**Task to carry out**
Search the data for the string "anatase" and gather each line it is in.

Dataset entries on figures
+-------+

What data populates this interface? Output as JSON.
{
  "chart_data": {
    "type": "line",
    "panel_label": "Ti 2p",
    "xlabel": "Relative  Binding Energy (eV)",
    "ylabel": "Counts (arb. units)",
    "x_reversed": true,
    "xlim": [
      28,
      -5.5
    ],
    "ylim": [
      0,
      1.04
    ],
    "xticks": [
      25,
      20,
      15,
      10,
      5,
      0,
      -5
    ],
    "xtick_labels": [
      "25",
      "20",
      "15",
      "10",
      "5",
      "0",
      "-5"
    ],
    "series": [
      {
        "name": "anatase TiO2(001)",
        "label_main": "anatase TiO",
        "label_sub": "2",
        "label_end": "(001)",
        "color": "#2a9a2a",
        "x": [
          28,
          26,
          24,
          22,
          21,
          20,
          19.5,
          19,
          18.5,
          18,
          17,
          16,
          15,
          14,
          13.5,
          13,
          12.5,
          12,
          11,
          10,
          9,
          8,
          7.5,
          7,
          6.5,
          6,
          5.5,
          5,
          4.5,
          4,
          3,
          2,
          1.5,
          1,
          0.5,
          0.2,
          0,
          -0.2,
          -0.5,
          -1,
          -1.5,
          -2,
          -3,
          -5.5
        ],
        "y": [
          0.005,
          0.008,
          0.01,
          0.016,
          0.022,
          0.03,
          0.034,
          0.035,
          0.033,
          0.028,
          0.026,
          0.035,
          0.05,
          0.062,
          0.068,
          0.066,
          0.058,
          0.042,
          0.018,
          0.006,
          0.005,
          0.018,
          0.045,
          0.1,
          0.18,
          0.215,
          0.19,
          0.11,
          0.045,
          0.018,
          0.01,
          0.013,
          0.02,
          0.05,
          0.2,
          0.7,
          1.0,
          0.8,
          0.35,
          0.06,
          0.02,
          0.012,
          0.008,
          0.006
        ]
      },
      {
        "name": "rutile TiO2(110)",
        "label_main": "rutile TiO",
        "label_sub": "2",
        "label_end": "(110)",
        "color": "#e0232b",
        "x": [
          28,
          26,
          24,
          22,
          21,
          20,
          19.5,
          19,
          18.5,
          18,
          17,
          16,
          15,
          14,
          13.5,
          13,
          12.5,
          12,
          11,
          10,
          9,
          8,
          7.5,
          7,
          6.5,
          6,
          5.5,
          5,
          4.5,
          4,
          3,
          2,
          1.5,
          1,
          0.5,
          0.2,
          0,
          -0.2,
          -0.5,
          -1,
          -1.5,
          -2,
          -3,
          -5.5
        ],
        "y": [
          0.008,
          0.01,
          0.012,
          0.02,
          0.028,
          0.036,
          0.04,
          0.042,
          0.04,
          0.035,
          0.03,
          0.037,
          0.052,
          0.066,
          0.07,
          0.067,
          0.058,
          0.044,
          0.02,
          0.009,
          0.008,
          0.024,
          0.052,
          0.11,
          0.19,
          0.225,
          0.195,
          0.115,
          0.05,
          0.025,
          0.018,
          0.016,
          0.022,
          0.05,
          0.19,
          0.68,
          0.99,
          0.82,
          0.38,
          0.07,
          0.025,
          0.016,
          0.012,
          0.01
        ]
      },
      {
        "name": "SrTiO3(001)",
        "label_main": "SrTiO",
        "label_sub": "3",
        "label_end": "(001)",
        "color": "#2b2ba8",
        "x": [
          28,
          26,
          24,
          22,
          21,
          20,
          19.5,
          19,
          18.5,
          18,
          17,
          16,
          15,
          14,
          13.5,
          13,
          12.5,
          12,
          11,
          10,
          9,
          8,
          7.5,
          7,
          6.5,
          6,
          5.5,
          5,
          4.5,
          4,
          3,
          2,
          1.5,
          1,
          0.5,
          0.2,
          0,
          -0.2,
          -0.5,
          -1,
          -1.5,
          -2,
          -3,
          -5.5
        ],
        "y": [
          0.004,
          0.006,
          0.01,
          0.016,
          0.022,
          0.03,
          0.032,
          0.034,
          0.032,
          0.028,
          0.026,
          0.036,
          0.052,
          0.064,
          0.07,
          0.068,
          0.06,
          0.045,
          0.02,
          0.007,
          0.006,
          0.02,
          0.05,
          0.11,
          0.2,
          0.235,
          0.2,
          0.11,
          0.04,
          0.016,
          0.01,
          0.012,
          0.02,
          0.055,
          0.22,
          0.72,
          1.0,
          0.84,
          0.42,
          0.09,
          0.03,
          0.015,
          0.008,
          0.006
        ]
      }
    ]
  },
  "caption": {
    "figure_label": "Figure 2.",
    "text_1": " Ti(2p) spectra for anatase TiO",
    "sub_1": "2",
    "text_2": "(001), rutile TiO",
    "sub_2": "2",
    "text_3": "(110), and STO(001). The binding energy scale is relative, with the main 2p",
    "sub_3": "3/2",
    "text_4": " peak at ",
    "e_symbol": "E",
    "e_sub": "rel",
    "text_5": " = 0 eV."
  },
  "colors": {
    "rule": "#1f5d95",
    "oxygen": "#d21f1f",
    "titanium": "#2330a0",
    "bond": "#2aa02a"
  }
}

+-------+

**Task result**
        "name": "anatase TiO2(001)",
        "label_main": "anatase TiO",
    "text_1": " Ti(2p) spectra for anatase TiO",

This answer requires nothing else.